▶ _EXERCISE_
In the copy, keep every record exact and leave out all images.

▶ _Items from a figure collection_
· · · ·

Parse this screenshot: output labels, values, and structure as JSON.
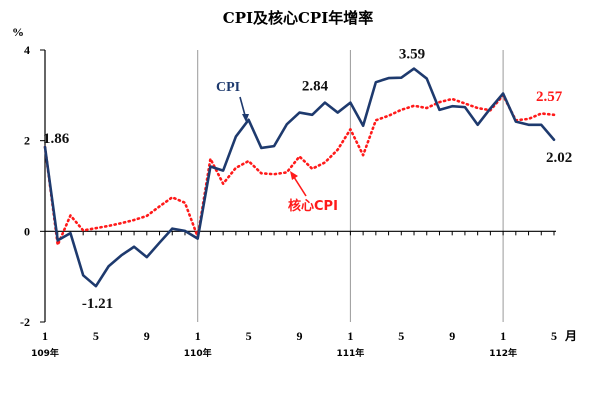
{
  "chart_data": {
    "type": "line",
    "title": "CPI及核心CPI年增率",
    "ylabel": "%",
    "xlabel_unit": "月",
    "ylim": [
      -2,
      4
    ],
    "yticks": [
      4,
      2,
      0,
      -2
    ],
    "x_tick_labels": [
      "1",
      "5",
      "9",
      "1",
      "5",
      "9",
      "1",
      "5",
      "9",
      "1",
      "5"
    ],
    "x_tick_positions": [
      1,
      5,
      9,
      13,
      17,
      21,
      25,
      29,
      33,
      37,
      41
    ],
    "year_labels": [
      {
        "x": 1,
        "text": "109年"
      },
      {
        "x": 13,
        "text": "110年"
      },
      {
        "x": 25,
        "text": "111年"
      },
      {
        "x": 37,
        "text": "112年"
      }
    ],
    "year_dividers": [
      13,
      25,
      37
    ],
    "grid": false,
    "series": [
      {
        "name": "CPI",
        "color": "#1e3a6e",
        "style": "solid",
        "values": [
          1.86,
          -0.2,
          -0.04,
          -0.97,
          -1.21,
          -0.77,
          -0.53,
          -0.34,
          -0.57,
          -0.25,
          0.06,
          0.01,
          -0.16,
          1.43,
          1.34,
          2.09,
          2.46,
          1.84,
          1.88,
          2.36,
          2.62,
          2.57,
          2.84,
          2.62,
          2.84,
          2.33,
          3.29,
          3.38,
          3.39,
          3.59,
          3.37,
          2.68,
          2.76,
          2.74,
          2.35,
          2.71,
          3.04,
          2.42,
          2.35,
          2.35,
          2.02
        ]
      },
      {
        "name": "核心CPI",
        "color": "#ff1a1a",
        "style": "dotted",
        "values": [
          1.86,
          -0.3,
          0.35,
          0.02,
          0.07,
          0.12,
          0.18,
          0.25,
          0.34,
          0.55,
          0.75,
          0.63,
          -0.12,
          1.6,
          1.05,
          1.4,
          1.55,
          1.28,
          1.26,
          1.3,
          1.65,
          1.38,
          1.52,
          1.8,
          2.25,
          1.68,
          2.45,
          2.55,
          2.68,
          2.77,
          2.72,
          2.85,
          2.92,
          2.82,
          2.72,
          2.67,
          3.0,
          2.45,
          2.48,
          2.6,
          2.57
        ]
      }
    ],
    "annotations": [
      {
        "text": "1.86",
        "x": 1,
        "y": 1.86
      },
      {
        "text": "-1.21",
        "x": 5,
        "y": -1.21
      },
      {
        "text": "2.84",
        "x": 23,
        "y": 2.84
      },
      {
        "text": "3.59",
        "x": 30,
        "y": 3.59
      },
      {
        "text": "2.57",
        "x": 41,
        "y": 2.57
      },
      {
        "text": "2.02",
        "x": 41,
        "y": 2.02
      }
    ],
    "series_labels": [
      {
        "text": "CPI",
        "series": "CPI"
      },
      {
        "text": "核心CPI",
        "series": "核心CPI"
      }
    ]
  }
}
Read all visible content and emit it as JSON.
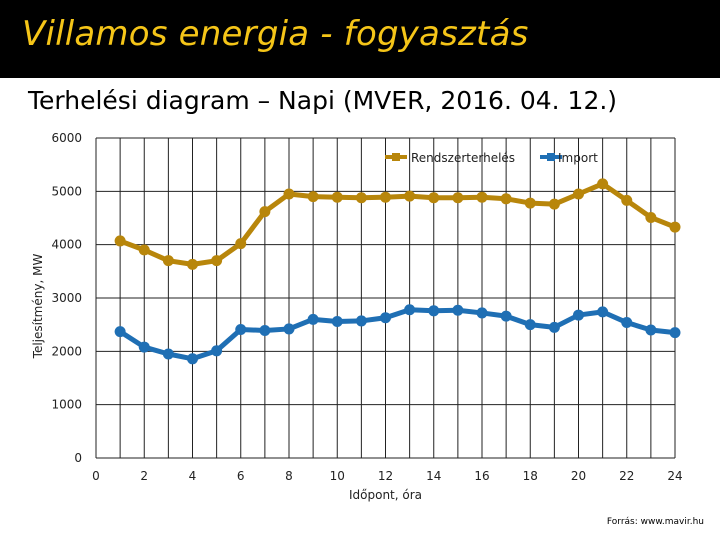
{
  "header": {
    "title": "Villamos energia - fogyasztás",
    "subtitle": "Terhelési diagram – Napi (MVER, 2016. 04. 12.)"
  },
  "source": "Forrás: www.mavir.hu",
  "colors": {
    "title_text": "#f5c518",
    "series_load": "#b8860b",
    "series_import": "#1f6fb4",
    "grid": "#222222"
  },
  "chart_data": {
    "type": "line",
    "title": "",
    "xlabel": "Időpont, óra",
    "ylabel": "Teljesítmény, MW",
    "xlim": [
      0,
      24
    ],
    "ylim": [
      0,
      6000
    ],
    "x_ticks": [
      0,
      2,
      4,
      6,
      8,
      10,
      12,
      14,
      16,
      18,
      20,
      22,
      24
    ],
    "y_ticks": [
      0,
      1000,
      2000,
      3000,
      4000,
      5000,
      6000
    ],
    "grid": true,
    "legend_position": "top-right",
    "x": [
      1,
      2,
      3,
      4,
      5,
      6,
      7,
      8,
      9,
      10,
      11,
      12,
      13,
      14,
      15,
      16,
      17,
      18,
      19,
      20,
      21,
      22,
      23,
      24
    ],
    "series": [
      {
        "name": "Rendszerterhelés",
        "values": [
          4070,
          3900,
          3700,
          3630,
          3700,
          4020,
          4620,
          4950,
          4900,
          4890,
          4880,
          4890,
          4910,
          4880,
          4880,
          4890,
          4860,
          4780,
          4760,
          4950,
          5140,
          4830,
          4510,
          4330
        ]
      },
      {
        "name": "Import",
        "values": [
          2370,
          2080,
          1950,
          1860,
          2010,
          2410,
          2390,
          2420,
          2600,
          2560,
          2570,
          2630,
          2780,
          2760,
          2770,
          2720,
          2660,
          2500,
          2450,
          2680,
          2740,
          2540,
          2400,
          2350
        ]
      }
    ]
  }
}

· · · ·

▶ _REPLY TO THE TASK_
Parse this screenshot: output labels, values, and structure as JSON.
{
  "chart_data": {
    "type": "line",
    "title": "CPI及核心CPI年增率",
    "ylabel": "%",
    "xlabel_unit": "月",
    "ylim": [
      -2,
      4
    ],
    "yticks": [
      4,
      2,
      0,
      -2
    ],
    "x_tick_labels": [
      "1",
      "5",
      "9",
      "1",
      "5",
      "9",
      "1",
      "5",
      "9",
      "1",
      "5"
    ],
    "x_tick_positions": [
      1,
      5,
      9,
      13,
      17,
      21,
      25,
      29,
      33,
      37,
      41
    ],
    "year_labels": [
      {
        "x": 1,
        "text": "109年"
      },
      {
        "x": 13,
        "text": "110年"
      },
      {
        "x": 25,
        "text": "111年"
      },
      {
        "x": 37,
        "text": "112年"
      }
    ],
    "year_dividers": [
      13,
      25,
      37
    ],
    "grid": false,
    "series": [
      {
        "name": "CPI",
        "color": "#1e3a6e",
        "style": "solid",
        "values": [
          1.86,
          -0.2,
          -0.04,
          -0.97,
          -1.21,
          -0.77,
          -0.53,
          -0.34,
          -0.57,
          -0.25,
          0.06,
          0.01,
          -0.16,
          1.43,
          1.34,
          2.09,
          2.46,
          1.84,
          1.88,
          2.36,
          2.62,
          2.57,
          2.84,
          2.62,
          2.84,
          2.33,
          3.29,
          3.38,
          3.39,
          3.59,
          3.37,
          2.68,
          2.76,
          2.74,
          2.35,
          2.71,
          3.04,
          2.42,
          2.35,
          2.35,
          2.02
        ]
      },
      {
        "name": "核心CPI",
        "color": "#ff1a1a",
        "style": "dotted",
        "values": [
          1.86,
          -0.3,
          0.35,
          0.02,
          0.07,
          0.12,
          0.18,
          0.25,
          0.34,
          0.55,
          0.75,
          0.63,
          -0.12,
          1.6,
          1.05,
          1.4,
          1.55,
          1.28,
          1.26,
          1.3,
          1.65,
          1.38,
          1.52,
          1.8,
          2.25,
          1.68,
          2.45,
          2.55,
          2.68,
          2.77,
          2.72,
          2.85,
          2.92,
          2.82,
          2.72,
          2.67,
          3.0,
          2.45,
          2.48,
          2.6,
          2.57
        ]
      }
    ],
    "annotations": [
      {
        "text": "1.86",
        "x": 1,
        "y": 1.86
      },
      {
        "text": "-1.21",
        "x": 5,
        "y": -1.21
      },
      {
        "text": "2.84",
        "x": 23,
        "y": 2.84
      },
      {
        "text": "3.59",
        "x": 30,
        "y": 3.59
      },
      {
        "text": "2.57",
        "x": 41,
        "y": 2.57
      },
      {
        "text": "2.02",
        "x": 41,
        "y": 2.02
      }
    ],
    "series_labels": [
      {
        "text": "CPI",
        "series": "CPI"
      },
      {
        "text": "核心CPI",
        "series": "核心CPI"
      }
    ]
  }
}
Read all visible content and emit it as JSON.
{
  "header": {
    "title": "Villamos energia - fogyasztás",
    "subtitle": "Terhelési diagram – Napi (MVER, 2016. 04. 12.)"
  },
  "source": "Forrás: www.mavir.hu",
  "colors": {
    "title_text": "#f5c518",
    "series_load": "#b8860b",
    "series_import": "#1f6fb4",
    "grid": "#222222"
  },
  "chart_data": {
    "type": "line",
    "title": "",
    "xlabel": "Időpont, óra",
    "ylabel": "Teljesítmény, MW",
    "xlim": [
      0,
      24
    ],
    "ylim": [
      0,
      6000
    ],
    "x_ticks": [
      0,
      2,
      4,
      6,
      8,
      10,
      12,
      14,
      16,
      18,
      20,
      22,
      24
    ],
    "y_ticks": [
      0,
      1000,
      2000,
      3000,
      4000,
      5000,
      6000
    ],
    "grid": true,
    "legend_position": "top-right",
    "x": [
      1,
      2,
      3,
      4,
      5,
      6,
      7,
      8,
      9,
      10,
      11,
      12,
      13,
      14,
      15,
      16,
      17,
      18,
      19,
      20,
      21,
      22,
      23,
      24
    ],
    "series": [
      {
        "name": "Rendszerterhelés",
        "values": [
          4070,
          3900,
          3700,
          3630,
          3700,
          4020,
          4620,
          4950,
          4900,
          4890,
          4880,
          4890,
          4910,
          4880,
          4880,
          4890,
          4860,
          4780,
          4760,
          4950,
          5140,
          4830,
          4510,
          4330
        ]
      },
      {
        "name": "Import",
        "values": [
          2370,
          2080,
          1950,
          1860,
          2010,
          2410,
          2390,
          2420,
          2600,
          2560,
          2570,
          2630,
          2780,
          2760,
          2770,
          2720,
          2660,
          2500,
          2450,
          2680,
          2740,
          2540,
          2400,
          2350
        ]
      }
    ]
  }
}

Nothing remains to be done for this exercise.